Task statement → Copy every line of the listing that holds the string "https".

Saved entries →
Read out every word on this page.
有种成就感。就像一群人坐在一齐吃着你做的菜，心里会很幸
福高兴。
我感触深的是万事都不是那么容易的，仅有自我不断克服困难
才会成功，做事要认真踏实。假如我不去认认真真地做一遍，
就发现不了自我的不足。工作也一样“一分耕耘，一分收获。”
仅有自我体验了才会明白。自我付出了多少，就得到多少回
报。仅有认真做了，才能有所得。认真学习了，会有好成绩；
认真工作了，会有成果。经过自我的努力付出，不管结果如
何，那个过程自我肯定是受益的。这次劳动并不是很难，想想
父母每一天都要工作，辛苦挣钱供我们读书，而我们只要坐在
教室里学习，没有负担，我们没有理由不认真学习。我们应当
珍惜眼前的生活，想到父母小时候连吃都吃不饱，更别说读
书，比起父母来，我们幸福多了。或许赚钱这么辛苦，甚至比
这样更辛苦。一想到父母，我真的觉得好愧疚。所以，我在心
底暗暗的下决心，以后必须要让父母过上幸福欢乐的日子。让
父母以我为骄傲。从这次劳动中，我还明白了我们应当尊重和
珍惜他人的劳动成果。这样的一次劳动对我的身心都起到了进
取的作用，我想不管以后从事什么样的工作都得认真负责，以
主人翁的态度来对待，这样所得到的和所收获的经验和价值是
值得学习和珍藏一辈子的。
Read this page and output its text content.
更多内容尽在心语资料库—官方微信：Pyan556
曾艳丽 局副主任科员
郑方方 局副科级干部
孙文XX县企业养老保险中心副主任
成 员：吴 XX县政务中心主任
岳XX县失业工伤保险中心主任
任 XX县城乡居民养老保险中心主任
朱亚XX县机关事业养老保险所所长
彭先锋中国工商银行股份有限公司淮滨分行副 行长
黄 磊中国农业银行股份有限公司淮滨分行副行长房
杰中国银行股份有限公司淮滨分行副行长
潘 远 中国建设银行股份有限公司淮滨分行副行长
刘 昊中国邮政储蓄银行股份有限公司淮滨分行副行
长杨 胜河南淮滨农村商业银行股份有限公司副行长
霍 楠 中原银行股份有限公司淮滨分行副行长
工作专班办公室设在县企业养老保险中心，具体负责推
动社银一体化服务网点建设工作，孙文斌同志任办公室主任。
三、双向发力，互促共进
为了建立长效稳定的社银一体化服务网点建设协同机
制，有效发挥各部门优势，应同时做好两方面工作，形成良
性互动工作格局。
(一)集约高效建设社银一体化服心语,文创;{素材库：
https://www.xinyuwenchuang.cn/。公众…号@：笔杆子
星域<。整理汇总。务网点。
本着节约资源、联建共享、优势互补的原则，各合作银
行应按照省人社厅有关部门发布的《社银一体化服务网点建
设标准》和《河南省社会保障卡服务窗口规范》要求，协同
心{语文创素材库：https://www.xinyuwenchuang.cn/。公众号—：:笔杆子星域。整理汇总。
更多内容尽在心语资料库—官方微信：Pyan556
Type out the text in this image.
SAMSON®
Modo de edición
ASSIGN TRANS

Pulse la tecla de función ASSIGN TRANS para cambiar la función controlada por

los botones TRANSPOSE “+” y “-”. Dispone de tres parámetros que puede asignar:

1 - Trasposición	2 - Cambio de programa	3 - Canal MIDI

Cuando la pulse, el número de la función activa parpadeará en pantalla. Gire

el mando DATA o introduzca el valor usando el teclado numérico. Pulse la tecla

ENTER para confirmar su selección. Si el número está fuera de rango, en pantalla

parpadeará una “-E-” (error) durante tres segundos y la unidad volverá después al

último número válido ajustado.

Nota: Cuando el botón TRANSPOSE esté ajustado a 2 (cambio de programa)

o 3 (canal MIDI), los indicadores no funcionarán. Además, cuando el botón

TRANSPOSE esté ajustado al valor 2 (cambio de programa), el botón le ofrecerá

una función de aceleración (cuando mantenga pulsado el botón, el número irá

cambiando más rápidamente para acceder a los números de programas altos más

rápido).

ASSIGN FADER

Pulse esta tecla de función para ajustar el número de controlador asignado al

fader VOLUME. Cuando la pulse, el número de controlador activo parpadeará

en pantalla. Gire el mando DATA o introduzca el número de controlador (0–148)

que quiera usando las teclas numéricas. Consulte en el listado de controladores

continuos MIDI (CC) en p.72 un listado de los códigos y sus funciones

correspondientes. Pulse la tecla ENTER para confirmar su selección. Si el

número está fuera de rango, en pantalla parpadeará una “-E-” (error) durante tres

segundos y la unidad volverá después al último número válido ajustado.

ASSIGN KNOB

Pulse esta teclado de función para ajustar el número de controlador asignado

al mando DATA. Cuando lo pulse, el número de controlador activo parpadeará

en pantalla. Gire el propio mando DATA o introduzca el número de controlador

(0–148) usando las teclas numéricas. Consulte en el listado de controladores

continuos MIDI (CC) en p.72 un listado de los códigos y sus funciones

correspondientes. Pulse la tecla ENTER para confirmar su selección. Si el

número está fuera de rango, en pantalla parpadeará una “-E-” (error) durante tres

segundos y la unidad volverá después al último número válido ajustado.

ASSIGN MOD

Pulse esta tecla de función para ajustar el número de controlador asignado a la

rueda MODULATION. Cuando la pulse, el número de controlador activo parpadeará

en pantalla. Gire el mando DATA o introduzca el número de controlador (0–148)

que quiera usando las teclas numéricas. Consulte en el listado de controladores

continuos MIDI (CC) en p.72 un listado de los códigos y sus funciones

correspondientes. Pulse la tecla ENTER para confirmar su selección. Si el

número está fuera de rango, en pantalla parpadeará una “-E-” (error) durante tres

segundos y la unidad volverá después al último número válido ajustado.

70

Finished answer →
https://www.xinyuwenchuang.cn/。公众…号@：笔杆子
心{语文创素材库：https://www.xinyuwenchuang.cn/。公众号—：:笔杆子星域。整理汇总。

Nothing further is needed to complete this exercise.